SET PROBLEM: Select every line below containing the word "Löbbert".

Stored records
┄┄┄┄┄┄┄┄┄┄
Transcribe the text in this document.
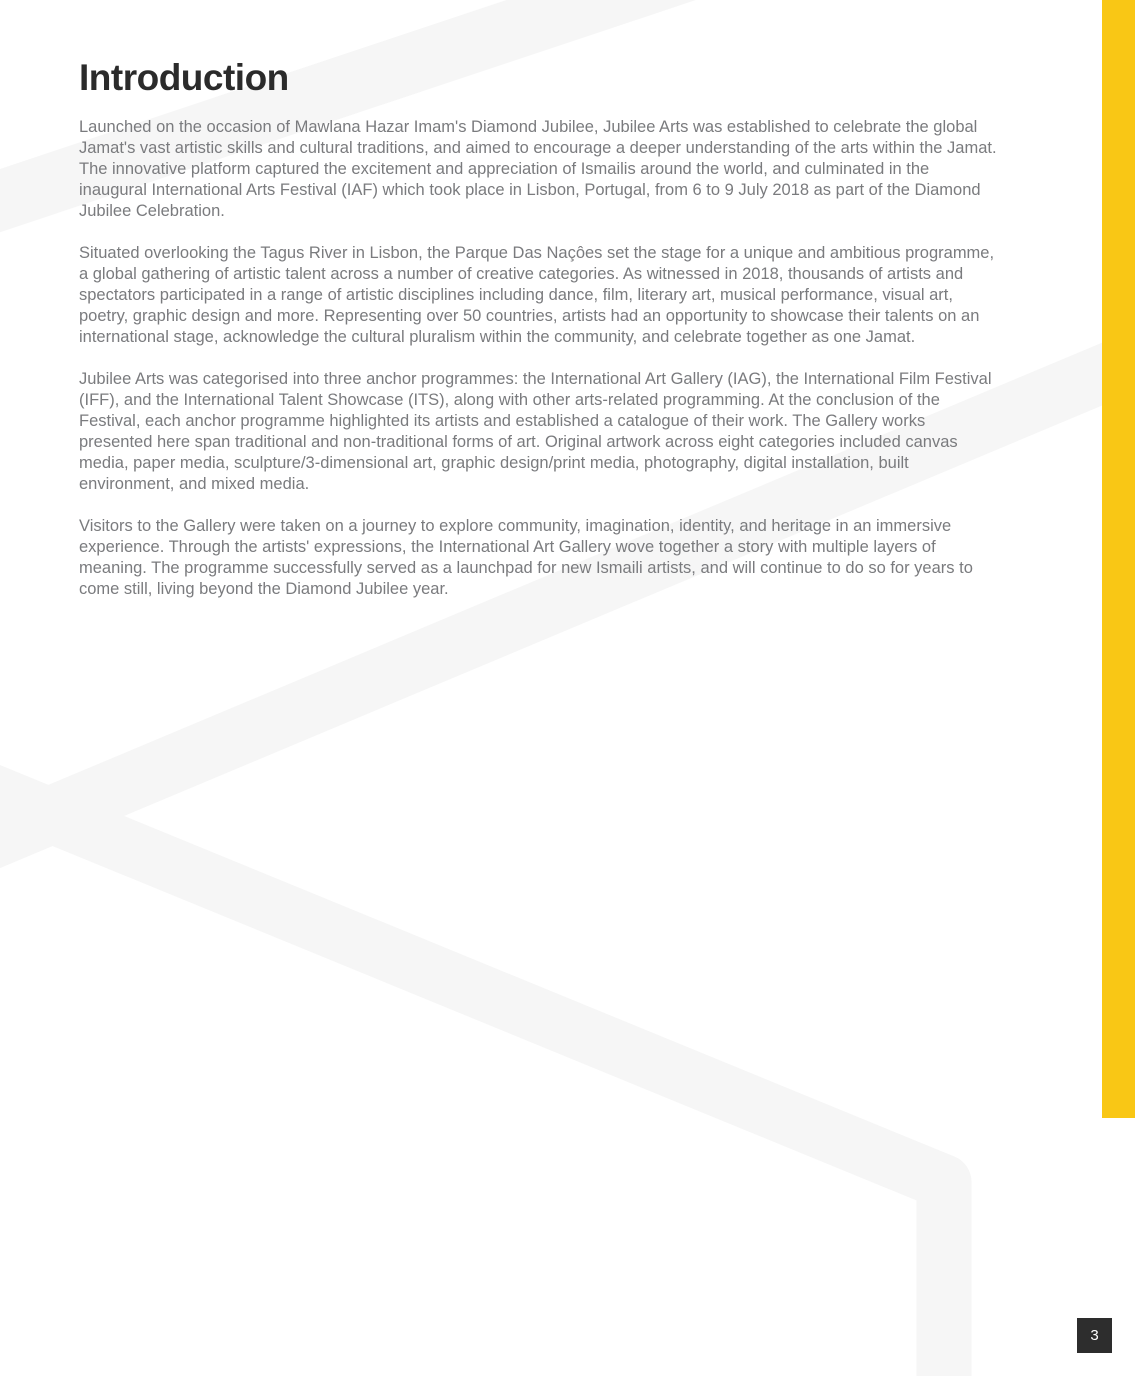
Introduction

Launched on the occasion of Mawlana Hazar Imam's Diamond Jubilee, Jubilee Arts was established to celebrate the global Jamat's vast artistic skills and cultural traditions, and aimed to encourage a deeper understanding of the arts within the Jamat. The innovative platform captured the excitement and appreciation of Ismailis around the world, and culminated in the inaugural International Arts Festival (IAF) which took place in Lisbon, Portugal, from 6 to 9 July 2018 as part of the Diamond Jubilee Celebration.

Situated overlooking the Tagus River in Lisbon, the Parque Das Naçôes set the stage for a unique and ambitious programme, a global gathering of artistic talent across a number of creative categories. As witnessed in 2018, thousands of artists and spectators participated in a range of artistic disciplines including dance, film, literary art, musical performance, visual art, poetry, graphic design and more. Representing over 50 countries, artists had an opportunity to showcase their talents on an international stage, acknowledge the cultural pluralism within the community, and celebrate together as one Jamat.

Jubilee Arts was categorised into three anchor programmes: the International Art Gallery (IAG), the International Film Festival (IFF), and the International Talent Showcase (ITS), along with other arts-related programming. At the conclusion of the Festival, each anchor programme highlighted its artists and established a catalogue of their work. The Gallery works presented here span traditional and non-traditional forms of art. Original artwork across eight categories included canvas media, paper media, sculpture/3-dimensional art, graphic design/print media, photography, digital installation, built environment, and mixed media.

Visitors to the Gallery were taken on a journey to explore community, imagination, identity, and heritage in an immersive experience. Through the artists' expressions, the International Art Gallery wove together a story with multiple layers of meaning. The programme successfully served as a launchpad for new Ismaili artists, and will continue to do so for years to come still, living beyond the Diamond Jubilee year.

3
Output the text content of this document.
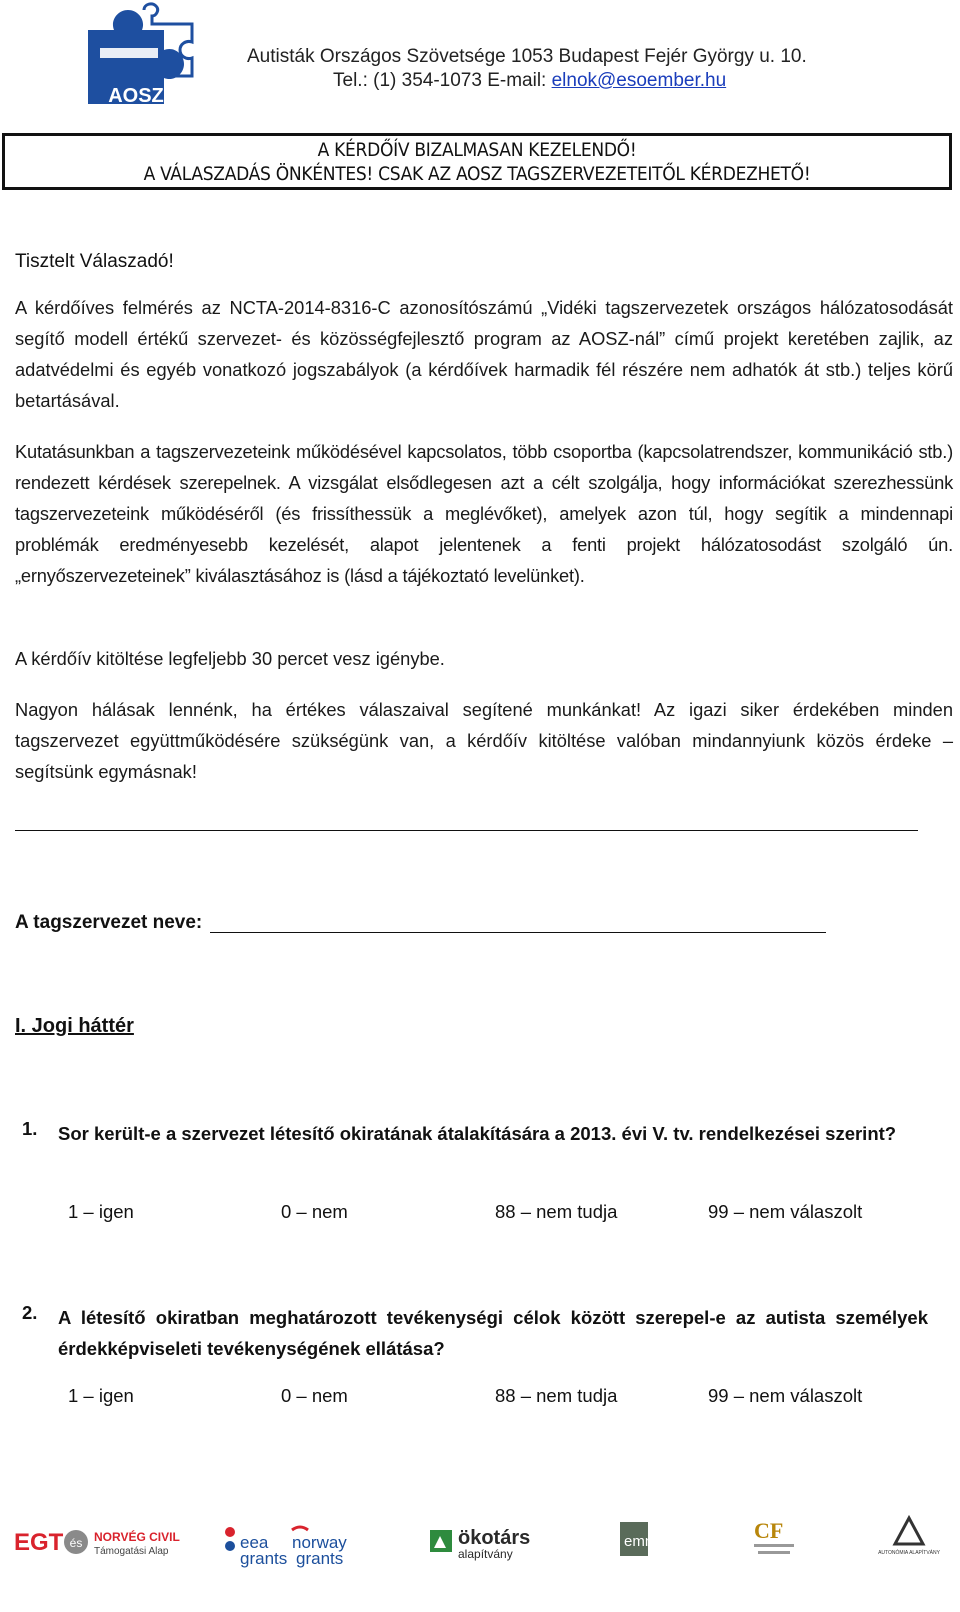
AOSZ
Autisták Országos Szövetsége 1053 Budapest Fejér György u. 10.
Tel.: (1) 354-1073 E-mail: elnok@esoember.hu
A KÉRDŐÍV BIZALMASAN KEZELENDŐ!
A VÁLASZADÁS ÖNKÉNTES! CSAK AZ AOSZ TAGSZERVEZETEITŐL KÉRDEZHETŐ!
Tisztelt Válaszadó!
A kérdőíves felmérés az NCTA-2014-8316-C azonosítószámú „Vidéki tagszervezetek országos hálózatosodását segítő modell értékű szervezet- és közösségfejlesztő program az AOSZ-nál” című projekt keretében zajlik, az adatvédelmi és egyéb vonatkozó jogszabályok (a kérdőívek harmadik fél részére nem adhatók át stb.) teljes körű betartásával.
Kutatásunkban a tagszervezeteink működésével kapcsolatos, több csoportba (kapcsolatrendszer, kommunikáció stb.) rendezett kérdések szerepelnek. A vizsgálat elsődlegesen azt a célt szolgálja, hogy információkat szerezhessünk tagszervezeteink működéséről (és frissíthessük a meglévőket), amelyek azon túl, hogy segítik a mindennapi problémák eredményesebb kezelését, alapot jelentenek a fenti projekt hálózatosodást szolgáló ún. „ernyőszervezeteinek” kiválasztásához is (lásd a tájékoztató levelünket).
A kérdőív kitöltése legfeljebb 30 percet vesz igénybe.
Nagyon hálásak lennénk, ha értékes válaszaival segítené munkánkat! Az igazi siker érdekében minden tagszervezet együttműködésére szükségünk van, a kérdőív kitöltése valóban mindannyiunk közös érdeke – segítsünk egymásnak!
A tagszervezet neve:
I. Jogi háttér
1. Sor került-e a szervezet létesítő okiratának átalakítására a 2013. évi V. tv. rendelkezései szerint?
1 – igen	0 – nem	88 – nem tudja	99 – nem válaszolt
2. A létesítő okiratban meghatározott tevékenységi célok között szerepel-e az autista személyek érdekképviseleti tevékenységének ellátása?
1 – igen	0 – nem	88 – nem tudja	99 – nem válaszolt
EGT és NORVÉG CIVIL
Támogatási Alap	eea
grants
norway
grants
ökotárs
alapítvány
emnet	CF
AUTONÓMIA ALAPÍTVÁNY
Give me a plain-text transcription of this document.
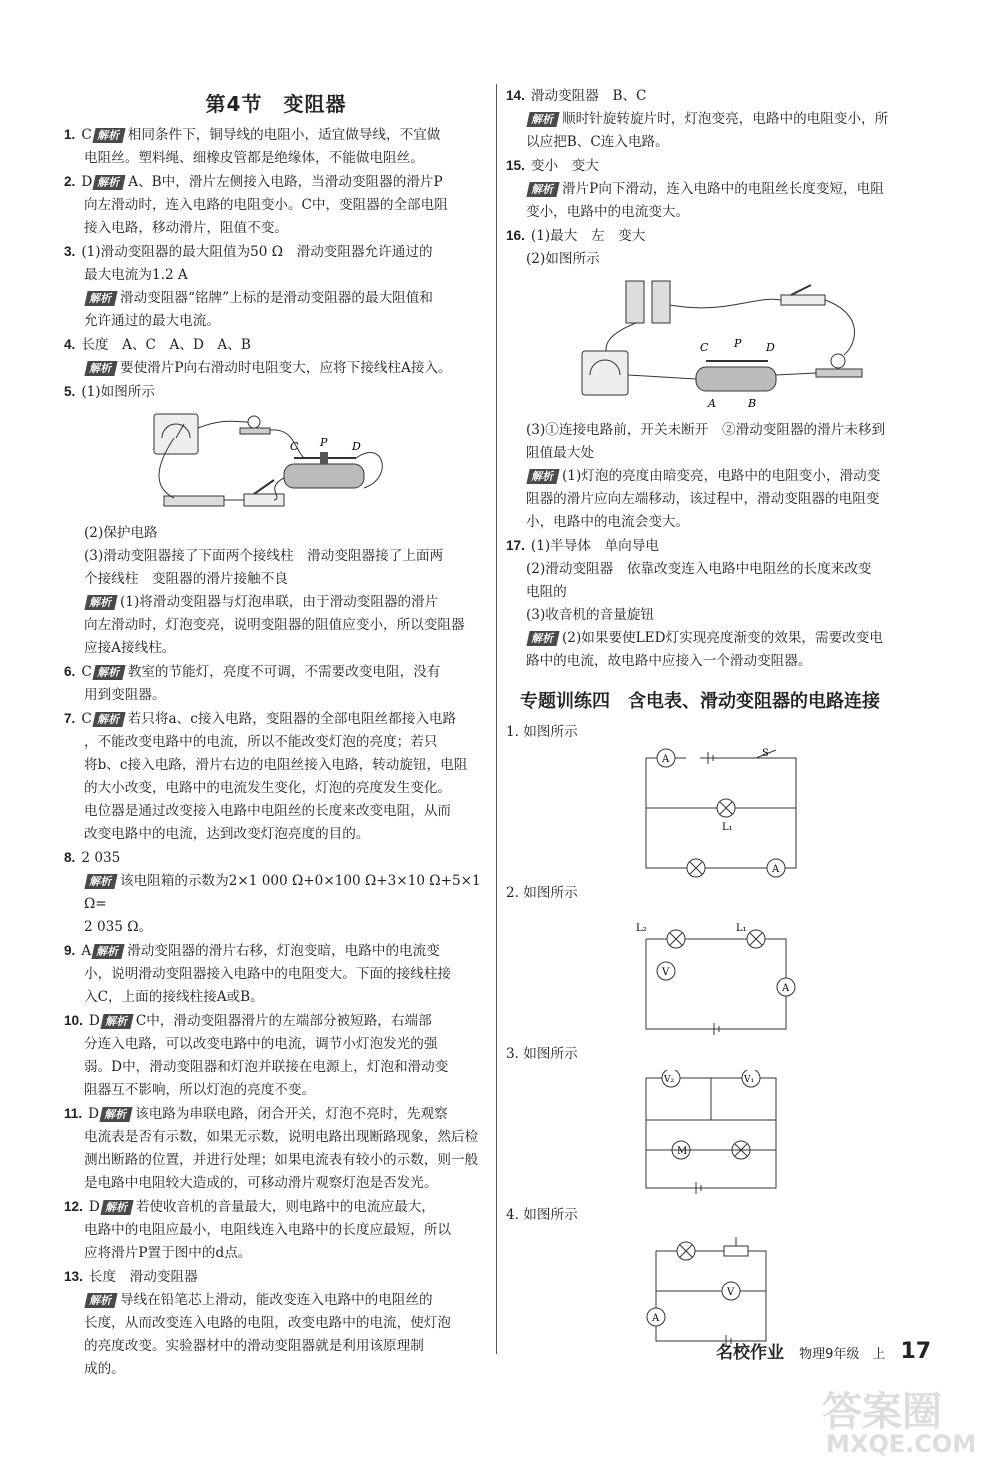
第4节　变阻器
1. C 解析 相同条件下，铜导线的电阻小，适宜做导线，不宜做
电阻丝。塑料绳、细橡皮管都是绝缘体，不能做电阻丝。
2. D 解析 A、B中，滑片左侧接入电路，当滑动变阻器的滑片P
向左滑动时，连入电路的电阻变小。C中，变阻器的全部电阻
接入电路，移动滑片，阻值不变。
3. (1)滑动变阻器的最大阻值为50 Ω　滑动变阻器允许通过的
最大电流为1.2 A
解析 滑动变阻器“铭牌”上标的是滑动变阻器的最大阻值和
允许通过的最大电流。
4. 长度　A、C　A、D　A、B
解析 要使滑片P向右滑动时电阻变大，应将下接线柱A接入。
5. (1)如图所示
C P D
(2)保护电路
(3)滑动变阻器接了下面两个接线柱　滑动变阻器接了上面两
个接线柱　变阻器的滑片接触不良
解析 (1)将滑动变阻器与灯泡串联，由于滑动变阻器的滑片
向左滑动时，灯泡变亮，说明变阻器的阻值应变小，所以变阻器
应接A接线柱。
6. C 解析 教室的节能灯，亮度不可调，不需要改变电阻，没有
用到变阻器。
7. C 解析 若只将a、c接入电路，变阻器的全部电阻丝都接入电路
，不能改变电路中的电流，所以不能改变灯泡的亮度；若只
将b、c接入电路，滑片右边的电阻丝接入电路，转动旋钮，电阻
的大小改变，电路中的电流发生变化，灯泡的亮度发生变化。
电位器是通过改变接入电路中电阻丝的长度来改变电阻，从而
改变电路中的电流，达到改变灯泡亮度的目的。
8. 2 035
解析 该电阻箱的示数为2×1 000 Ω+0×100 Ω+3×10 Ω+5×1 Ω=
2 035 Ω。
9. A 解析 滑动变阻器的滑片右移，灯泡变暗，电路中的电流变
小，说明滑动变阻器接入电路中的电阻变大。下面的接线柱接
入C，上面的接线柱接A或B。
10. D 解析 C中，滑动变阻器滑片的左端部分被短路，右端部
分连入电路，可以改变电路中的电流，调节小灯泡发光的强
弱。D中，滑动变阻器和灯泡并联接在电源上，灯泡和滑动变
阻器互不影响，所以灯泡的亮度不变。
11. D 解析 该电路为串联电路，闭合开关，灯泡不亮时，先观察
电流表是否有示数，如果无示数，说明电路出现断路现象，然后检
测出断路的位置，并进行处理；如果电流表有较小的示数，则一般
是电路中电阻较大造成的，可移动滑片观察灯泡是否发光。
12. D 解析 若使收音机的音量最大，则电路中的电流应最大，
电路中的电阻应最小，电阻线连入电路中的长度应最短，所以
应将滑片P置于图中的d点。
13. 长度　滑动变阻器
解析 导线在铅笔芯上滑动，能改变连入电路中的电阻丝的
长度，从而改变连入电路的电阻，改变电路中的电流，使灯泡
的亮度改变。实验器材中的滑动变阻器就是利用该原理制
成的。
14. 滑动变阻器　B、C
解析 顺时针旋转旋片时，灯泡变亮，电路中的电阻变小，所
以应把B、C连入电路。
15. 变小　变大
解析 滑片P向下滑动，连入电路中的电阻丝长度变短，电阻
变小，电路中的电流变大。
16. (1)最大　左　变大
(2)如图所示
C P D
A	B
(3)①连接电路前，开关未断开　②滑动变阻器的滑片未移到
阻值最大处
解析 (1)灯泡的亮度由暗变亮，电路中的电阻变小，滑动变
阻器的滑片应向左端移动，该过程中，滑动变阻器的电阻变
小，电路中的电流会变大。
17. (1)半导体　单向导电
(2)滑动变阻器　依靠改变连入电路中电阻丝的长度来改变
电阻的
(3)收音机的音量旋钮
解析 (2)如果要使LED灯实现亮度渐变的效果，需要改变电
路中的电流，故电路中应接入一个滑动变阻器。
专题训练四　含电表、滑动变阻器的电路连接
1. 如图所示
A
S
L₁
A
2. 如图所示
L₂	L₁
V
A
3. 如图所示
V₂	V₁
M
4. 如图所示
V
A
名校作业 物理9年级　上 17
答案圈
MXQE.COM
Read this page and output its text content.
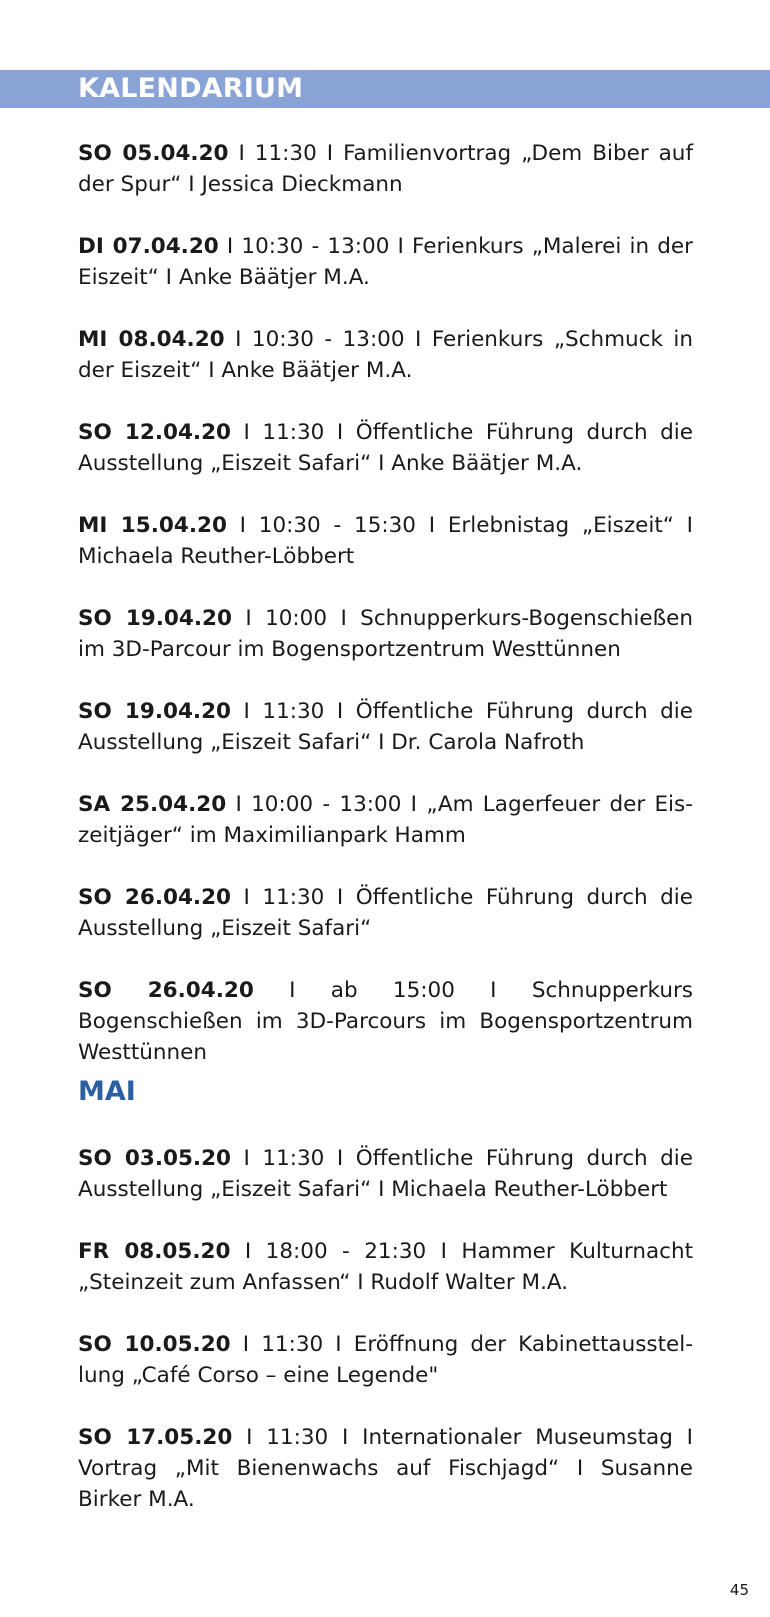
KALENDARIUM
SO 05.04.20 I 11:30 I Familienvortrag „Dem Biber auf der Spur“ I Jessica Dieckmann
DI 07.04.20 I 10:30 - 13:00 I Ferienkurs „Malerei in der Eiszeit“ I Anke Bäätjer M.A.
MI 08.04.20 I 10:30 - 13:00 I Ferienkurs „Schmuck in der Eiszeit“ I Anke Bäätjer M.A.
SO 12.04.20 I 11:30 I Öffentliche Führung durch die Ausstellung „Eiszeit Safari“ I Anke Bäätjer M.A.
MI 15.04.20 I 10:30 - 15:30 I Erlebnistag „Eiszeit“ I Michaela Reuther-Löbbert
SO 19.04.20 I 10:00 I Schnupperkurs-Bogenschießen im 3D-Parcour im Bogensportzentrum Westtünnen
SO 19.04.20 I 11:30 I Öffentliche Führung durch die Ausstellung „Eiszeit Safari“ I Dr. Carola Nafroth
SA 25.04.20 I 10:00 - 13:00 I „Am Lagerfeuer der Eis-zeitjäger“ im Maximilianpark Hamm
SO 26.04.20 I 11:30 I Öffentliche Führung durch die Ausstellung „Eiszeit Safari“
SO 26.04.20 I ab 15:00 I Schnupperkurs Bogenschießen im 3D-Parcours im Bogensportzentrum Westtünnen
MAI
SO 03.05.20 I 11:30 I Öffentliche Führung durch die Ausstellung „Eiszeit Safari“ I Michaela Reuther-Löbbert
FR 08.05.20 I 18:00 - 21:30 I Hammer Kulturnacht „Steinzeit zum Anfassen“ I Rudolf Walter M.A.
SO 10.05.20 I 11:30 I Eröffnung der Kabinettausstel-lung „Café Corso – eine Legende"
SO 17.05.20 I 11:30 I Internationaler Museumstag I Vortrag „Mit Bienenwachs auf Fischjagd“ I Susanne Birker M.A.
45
┄┄┄┄┄┄┄┄┄┄
SOLUTION TO THIS EXERCISE:
MI 15.04.20 I 10:30 - 15:30 I Erlebnistag „Eiszeit“ I Michaela Reuther-Löbbert
SO 03.05.20 I 11:30 I Öffentliche Führung durch die Ausstellung „Eiszeit Safari“ I Michaela Reuther-Löbbert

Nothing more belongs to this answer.